▶ _Your instructions_
Of the lines in the entries, how many hold the word "cloud"? Give that number alone.

▶ _Items from a figure collection_
+--

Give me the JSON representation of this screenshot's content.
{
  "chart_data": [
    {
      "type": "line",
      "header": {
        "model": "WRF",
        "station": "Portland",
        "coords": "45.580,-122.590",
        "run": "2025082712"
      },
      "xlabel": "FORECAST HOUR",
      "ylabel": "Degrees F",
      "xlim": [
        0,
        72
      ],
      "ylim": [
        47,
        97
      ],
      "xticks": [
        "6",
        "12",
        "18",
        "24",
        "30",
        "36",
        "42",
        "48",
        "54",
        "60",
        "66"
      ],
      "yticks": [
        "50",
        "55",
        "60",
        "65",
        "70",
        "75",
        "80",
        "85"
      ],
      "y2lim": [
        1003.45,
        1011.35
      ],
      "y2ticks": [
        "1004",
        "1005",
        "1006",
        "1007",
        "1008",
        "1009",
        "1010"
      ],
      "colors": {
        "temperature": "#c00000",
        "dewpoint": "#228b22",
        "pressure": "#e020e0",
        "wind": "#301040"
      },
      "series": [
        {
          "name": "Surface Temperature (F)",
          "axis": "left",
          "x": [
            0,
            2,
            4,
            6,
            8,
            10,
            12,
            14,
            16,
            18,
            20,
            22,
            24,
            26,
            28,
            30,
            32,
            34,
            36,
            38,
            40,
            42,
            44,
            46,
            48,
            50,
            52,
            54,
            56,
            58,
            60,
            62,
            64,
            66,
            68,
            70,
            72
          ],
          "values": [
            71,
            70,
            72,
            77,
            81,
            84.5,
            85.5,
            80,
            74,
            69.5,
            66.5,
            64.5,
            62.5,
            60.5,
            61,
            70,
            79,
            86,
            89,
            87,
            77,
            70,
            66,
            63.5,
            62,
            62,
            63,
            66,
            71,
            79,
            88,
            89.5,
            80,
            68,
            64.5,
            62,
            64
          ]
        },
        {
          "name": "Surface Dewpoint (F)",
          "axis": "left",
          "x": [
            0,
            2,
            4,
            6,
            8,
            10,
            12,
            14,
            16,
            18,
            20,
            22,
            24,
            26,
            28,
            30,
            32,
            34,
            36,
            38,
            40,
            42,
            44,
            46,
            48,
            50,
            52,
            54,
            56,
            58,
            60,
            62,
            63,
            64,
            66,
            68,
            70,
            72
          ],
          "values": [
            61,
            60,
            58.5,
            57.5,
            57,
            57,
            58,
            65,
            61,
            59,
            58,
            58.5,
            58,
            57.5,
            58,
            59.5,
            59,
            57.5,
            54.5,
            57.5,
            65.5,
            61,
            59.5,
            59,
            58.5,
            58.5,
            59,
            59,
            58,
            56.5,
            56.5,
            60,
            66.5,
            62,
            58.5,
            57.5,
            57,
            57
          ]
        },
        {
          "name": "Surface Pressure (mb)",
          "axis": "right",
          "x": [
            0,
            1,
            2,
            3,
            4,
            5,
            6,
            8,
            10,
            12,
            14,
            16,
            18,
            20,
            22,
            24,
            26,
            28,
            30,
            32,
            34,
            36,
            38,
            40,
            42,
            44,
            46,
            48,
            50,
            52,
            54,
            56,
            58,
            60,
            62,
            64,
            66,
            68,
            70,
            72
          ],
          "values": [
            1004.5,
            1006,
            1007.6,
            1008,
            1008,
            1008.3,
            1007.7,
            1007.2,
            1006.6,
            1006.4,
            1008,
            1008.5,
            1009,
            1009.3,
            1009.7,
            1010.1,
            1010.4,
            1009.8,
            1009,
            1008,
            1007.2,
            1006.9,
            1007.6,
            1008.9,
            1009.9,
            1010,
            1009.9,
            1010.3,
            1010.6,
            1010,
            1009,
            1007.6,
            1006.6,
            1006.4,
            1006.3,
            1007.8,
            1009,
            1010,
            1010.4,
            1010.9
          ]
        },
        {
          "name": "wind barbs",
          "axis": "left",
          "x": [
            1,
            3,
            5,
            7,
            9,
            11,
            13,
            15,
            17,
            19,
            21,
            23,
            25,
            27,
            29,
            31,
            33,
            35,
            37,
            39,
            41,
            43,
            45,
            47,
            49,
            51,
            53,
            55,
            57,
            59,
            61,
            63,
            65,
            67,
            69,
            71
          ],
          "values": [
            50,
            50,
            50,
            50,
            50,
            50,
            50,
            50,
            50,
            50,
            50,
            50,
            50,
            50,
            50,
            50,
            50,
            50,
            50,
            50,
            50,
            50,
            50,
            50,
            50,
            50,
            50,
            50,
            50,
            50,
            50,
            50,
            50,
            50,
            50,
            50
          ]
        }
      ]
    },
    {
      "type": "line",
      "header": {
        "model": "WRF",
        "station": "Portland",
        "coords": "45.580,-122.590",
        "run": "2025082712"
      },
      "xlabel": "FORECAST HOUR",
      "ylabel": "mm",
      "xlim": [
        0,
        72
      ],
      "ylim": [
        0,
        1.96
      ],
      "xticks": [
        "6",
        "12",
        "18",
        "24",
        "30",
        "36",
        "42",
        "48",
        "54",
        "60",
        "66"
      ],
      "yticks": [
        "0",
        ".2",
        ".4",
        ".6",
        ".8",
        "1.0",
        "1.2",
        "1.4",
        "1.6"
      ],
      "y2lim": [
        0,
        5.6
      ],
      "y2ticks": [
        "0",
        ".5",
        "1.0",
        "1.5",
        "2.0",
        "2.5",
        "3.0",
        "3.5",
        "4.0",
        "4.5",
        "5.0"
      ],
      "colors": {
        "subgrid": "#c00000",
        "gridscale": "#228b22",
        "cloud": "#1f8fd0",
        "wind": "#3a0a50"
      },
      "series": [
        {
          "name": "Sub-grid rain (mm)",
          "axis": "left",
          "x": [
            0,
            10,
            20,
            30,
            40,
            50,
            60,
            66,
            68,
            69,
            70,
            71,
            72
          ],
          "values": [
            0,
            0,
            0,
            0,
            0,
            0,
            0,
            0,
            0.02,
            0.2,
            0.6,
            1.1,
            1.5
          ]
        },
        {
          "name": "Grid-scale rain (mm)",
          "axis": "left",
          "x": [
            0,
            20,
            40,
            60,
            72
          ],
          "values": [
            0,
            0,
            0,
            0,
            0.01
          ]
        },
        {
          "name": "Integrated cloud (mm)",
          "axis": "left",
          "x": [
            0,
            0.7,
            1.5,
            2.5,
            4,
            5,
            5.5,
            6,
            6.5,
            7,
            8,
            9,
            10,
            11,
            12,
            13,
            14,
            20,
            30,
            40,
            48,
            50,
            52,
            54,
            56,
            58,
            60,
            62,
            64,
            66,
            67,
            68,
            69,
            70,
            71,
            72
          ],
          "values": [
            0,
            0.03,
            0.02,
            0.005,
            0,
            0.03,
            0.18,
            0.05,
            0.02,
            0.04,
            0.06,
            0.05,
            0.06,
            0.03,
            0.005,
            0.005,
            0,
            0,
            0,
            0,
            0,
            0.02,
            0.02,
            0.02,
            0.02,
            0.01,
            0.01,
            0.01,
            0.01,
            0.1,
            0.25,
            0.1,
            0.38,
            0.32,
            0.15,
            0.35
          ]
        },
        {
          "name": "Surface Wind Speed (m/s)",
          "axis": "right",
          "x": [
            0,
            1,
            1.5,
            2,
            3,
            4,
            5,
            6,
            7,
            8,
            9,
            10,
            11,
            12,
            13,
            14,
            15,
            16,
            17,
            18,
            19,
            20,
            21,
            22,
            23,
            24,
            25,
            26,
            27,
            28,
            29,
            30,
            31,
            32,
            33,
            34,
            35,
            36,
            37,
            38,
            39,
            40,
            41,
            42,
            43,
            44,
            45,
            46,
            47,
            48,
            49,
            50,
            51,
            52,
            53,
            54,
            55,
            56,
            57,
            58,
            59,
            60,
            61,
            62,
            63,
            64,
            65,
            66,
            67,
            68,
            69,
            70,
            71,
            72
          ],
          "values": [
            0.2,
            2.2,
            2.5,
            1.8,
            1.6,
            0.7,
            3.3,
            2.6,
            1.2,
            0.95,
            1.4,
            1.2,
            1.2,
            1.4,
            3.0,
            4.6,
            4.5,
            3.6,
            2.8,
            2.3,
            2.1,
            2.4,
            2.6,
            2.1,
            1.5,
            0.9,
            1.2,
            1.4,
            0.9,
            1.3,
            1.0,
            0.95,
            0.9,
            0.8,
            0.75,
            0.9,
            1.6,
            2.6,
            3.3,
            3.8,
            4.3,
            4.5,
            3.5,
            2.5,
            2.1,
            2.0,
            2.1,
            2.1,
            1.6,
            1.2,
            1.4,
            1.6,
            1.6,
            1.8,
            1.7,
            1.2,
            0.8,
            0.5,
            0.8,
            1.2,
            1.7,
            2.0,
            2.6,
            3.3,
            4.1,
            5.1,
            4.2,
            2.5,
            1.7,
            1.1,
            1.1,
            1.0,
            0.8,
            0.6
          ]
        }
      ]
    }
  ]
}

+--

▶ _Answer for the task_
2